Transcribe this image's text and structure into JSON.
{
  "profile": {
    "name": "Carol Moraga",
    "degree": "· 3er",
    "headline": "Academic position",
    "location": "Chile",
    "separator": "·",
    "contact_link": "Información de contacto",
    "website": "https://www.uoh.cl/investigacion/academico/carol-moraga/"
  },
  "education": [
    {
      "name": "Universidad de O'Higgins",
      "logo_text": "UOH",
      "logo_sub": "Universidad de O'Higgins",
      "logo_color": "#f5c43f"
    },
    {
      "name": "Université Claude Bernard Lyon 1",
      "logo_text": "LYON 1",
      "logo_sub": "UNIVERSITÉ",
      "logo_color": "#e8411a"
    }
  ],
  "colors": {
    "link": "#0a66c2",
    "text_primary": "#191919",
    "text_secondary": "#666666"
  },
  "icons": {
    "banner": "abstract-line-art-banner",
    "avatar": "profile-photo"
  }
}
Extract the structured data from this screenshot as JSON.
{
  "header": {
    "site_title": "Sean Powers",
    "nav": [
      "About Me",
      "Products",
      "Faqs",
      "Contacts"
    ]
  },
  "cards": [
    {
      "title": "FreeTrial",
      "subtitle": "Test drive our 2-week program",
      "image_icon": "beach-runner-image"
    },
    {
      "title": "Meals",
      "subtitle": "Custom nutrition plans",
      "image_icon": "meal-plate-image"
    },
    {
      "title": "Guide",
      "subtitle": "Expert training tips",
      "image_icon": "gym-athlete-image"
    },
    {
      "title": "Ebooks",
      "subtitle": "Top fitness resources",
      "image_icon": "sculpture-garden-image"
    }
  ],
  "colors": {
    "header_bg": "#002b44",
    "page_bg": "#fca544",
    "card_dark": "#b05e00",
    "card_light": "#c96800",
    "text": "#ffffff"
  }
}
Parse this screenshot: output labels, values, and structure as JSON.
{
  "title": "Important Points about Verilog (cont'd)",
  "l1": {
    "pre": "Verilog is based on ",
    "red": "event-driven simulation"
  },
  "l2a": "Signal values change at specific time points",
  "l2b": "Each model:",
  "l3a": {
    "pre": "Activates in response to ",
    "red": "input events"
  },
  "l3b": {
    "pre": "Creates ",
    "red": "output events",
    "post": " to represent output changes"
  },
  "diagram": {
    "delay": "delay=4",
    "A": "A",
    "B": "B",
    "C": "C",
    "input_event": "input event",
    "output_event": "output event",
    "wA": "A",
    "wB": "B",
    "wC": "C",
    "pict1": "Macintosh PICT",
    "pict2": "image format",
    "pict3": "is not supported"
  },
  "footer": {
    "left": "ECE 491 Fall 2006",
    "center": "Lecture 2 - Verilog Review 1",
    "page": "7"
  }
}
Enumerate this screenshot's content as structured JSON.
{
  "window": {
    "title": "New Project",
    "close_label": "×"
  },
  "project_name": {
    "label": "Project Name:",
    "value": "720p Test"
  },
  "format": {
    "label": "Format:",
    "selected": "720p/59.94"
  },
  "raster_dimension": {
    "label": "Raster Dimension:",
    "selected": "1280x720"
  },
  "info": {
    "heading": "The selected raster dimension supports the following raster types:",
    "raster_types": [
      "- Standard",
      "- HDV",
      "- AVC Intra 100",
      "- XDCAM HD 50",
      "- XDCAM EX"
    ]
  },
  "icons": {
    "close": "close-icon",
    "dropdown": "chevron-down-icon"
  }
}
===
Task requirements -> Return each line of the records above exactly as it reads.

Full output ->
Transcribe this image's text and structure into JSON.
{
  "profile": {
    "name": "Carol Moraga",
    "degree": "· 3er",
    "headline": "Academic position",
    "location": "Chile",
    "separator": "·",
    "contact_link": "Información de contacto",
    "website": "https://www.uoh.cl/investigacion/academico/carol-moraga/"
  },
  "education": [
    {
      "name": "Universidad de O'Higgins",
      "logo_text": "UOH",
      "logo_sub": "Universidad de O'Higgins",
      "logo_color": "#f5c43f"
    },
    {
      "name": "Université Claude Bernard Lyon 1",
      "logo_text": "LYON 1",
      "logo_sub": "UNIVERSITÉ",
      "logo_color": "#e8411a"
    }
  ],
  "colors": {
    "link": "#0a66c2",
    "text_primary": "#191919",
    "text_secondary": "#666666"
  },
  "icons": {
    "banner": "abstract-line-art-banner",
    "avatar": "profile-photo"
  }
}
Extract the structured data from this screenshot as JSON.
{
  "header": {
    "site_title": "Sean Powers",
    "nav": [
      "About Me",
      "Products",
      "Faqs",
      "Contacts"
    ]
  },
  "cards": [
    {
      "title": "FreeTrial",
      "subtitle": "Test drive our 2-week program",
      "image_icon": "beach-runner-image"
    },
    {
      "title": "Meals",
      "subtitle": "Custom nutrition plans",
      "image_icon": "meal-plate-image"
    },
    {
      "title": "Guide",
      "subtitle": "Expert training tips",
      "image_icon": "gym-athlete-image"
    },
    {
      "title": "Ebooks",
      "subtitle": "Top fitness resources",
      "image_icon": "sculpture-garden-image"
    }
  ],
  "colors": {
    "header_bg": "#002b44",
    "page_bg": "#fca544",
    "card_dark": "#b05e00",
    "card_light": "#c96800",
    "text": "#ffffff"
  }
}
Parse this screenshot: output labels, values, and structure as JSON.
{
  "title": "Important Points about Verilog (cont'd)",
  "l1": {
    "pre": "Verilog is based on ",
    "red": "event-driven simulation"
  },
  "l2a": "Signal values change at specific time points",
  "l2b": "Each model:",
  "l3a": {
    "pre": "Activates in response to ",
    "red": "input events"
  },
  "l3b": {
    "pre": "Creates ",
    "red": "output events",
    "post": " to represent output changes"
  },
  "diagram": {
    "delay": "delay=4",
    "A": "A",
    "B": "B",
    "C": "C",
    "input_event": "input event",
    "output_event": "output event",
    "wA": "A",
    "wB": "B",
    "wC": "C",
    "pict1": "Macintosh PICT",
    "pict2": "image format",
    "pict3": "is not supported"
  },
  "footer": {
    "left": "ECE 491 Fall 2006",
    "center": "Lecture 2 - Verilog Review 1",
    "page": "7"
  }
}
Enumerate this screenshot's content as structured JSON.
{
  "window": {
    "title": "New Project",
    "close_label": "×"
  },
  "project_name": {
    "label": "Project Name:",
    "value": "720p Test"
  },
  "format": {
    "label": "Format:",
    "selected": "720p/59.94"
  },
  "raster_dimension": {
    "label": "Raster Dimension:",
    "selected": "1280x720"
  },
  "info": {
    "heading": "The selected raster dimension supports the following raster types:",
    "raster_types": [
      "- Standard",
      "- HDV",
      "- AVC Intra 100",
      "- XDCAM HD 50",
      "- XDCAM EX"
    ]
  },
  "icons": {
    "close": "close-icon",
    "dropdown": "chevron-down-icon"
  }
}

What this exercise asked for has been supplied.